#### Trecho do documento
==*==

Nações Unidas, 26/9/2014 – O número de pessoas que vivem nas cidades supera o da população rural, e a tendência não parece estar retrocedendo, segundo a ONU-Habitat. Atualmente, 54% da população mundial vive em centros urbanos, proporção que subirá para 66% em 2050, segundo as projeções dessa agência da Organização das Nações Unidas (ONU) para os assentamentos humanos, que ressalta que o planejamento é fundamental para se alcançar um crescimento urbano sustentável.
“Na hierarquia das ideias, primeiro vem o desenho urbano e depois todo o resto”, afirmou o espanhol Joan Clos, diretor-executivo da ONU-Habitat, em Nova York, onde estava para uma reunião preparatória da Habitat III, a conferência mundial sobre desenvolvimento urbano sustentável que acontecerá em 2016. “Urbanização, loteamento, construção, nesta ordem”, apontou, ao explicar que em muitas cidades a ordem se inverte e depois é difícil resolver os problemas.
O Departamento de Assuntos Econômicos e Sociais da ONU diz que a população urbana passou de 746 milhões de pessoas em 1950, para 3,9 bilhões em 2014, e se espera que ultrapasse os seis bilhões em 2045. Atualmente existem 28 megalópoles com mais de dez milhões de habitantes, e até 2030 o mundo terá pelo menos 41 dessas cidades gigantes.
Um informe da ONU revela que os assentamentos urbanos sofrem inéditos problemas demográficos, ambientais, econômicos, sociais e espaciais, e que a urbanização espontânea termina com frequência em bairros informais. Apesar de a proporção de população urbana que vive nesses bairros pobres ter caído nos últimos anos, e um dos Objetivos de Desenvolvimento do Milênio (ODM) ter alcançado seu propósito de melhorar a vida de pelo menos cem milhões de habitantes de favelas, o número absoluto continua crescendo, devido em parte ao rápido ritmo da urbanização.
O mesmo informe calculou que em 2012 havia 863 milhões de moradores urbanos que viviam em favelas, contra 760 milhões em 2000.

==*==

#### Material fornecido
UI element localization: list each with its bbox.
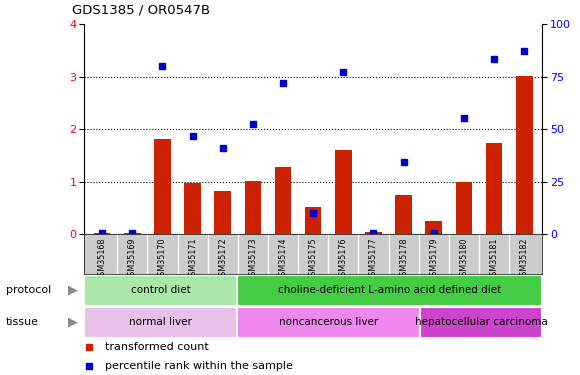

==*==

#### Tarefa solicitada
Devolva, sem nenhuma alteração, a parte do texto sobre a urbanização que começa em "Um informe da" e termina em "milhões em 2000.".

#### Resposta
Um informe da ONU revela que os assentamentos urbanos sofrem inéditos problemas demográficos, ambientais, econômicos, sociais e espaciais, e que a urbanização espontânea termina com frequência em bairros informais. Apesar de a proporção de população urbana que vive nesses bairros pobres ter caído nos últimos anos, e um dos Objetivos de Desenvolvimento do Milênio (ODM) ter alcançado seu propósito de melhorar a vida de pelo menos cem milhões de habitantes de favelas, o número absoluto continua crescendo, devido em parte ao rápido ritmo da urbanização.
O mesmo informe calculou que em 2012 havia 863 milhões de moradores urbanos que viviam em favelas, contra 760 milhões em 2000.